▶ _Data for this task_:
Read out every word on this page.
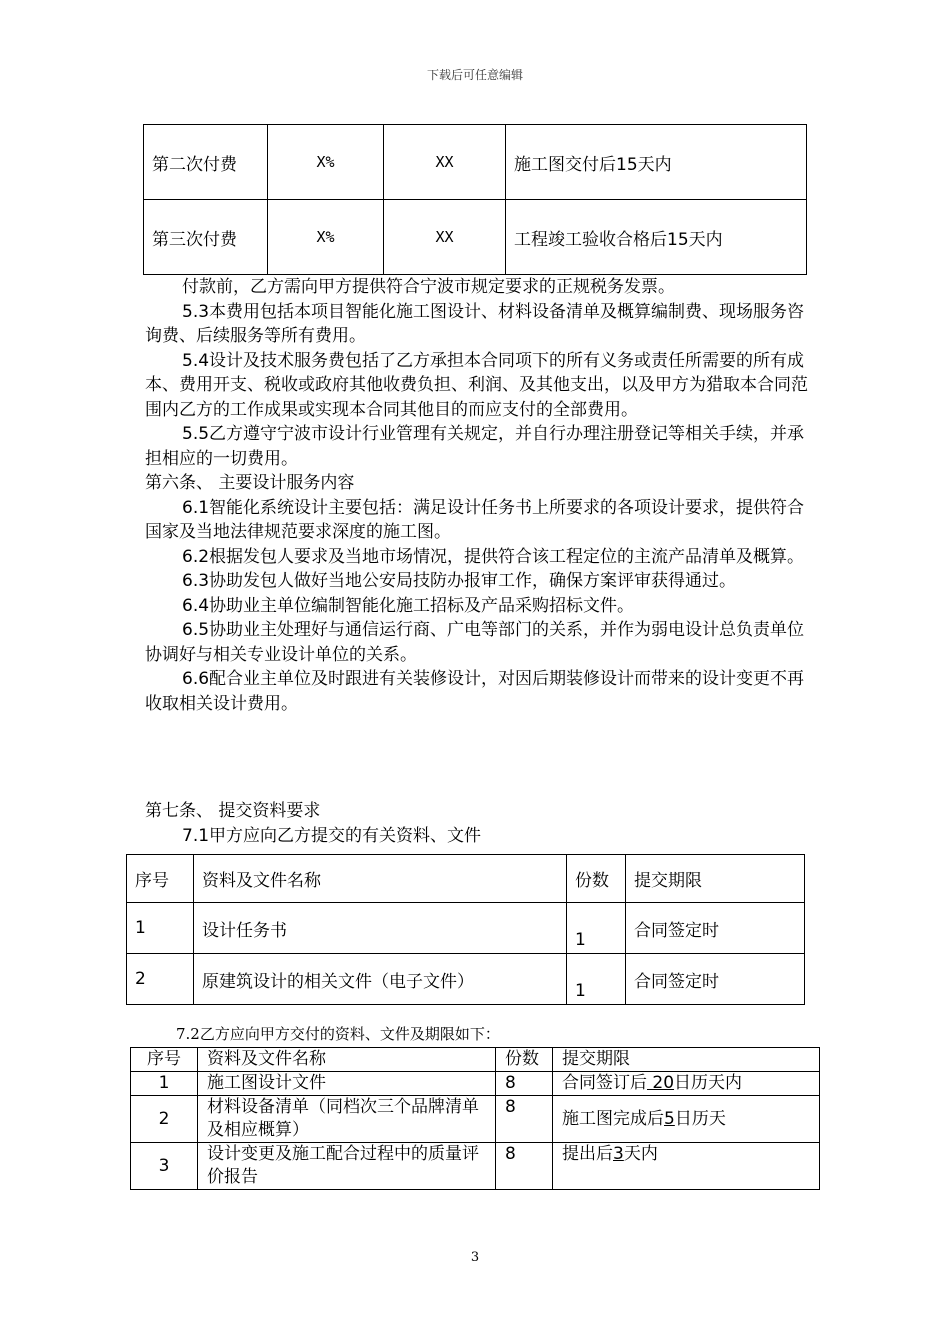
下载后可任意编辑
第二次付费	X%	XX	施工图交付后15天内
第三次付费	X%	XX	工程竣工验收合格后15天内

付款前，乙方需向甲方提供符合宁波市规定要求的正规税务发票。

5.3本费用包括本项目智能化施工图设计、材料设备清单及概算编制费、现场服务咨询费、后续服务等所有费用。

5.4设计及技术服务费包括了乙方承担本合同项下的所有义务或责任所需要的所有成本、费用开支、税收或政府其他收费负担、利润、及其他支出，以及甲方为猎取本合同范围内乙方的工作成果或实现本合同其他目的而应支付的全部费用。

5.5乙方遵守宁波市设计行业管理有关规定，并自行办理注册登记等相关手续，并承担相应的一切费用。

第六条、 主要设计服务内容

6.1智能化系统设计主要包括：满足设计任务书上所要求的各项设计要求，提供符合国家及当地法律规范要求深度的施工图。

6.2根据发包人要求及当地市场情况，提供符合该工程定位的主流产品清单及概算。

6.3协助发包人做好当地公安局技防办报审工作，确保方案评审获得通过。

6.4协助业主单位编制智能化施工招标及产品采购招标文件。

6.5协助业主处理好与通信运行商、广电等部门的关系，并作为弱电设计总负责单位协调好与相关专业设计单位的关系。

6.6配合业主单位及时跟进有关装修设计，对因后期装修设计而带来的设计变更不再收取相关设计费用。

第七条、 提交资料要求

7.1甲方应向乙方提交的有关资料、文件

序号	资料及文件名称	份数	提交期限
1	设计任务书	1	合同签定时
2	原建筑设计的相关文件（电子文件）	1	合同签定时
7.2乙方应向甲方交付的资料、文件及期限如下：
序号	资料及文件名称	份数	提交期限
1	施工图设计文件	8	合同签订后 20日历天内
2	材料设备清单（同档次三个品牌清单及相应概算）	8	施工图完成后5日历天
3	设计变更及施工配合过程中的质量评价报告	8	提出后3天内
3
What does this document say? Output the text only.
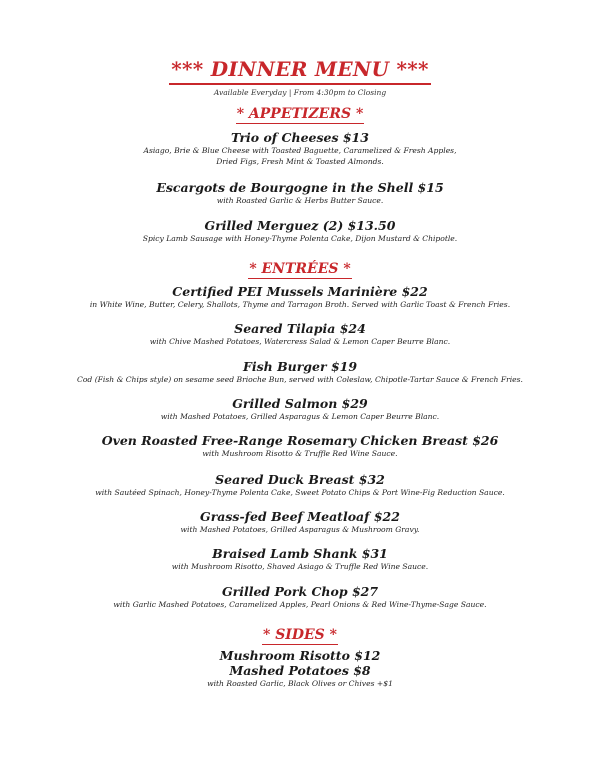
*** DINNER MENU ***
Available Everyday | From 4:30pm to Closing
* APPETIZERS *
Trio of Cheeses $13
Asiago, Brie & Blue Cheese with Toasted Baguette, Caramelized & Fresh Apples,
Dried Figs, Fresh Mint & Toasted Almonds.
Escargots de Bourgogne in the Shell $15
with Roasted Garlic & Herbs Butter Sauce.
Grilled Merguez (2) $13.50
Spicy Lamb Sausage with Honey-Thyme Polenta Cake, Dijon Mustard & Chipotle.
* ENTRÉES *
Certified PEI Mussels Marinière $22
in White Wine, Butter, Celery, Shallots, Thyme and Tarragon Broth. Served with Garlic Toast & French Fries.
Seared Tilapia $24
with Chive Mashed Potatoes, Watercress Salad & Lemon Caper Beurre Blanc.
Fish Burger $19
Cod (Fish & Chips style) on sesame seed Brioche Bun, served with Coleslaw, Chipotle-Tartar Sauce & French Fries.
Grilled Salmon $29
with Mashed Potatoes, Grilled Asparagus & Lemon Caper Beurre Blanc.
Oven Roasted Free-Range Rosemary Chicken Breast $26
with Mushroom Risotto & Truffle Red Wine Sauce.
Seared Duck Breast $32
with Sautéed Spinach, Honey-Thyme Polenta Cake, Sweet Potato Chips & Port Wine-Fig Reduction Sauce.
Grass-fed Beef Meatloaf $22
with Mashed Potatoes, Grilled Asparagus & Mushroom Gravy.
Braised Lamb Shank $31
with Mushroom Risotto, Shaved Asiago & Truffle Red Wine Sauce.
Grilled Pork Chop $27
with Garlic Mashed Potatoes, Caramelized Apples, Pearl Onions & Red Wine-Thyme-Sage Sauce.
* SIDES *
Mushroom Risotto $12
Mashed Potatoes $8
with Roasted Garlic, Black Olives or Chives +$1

▶ _Aim_:
Extract all lines of the records above that include "Garlic".

▶ _In response_:
with Roasted Garlic & Herbs Butter Sauce.
in White Wine, Butter, Celery, Shallots, Thyme and Tarragon Broth. Served with Garlic Toast & French Fries.
with Garlic Mashed Potatoes, Caramelized Apples, Pearl Onions & Red Wine-Thyme-Sage Sauce.
with Roasted Garlic, Black Olives or Chives +$1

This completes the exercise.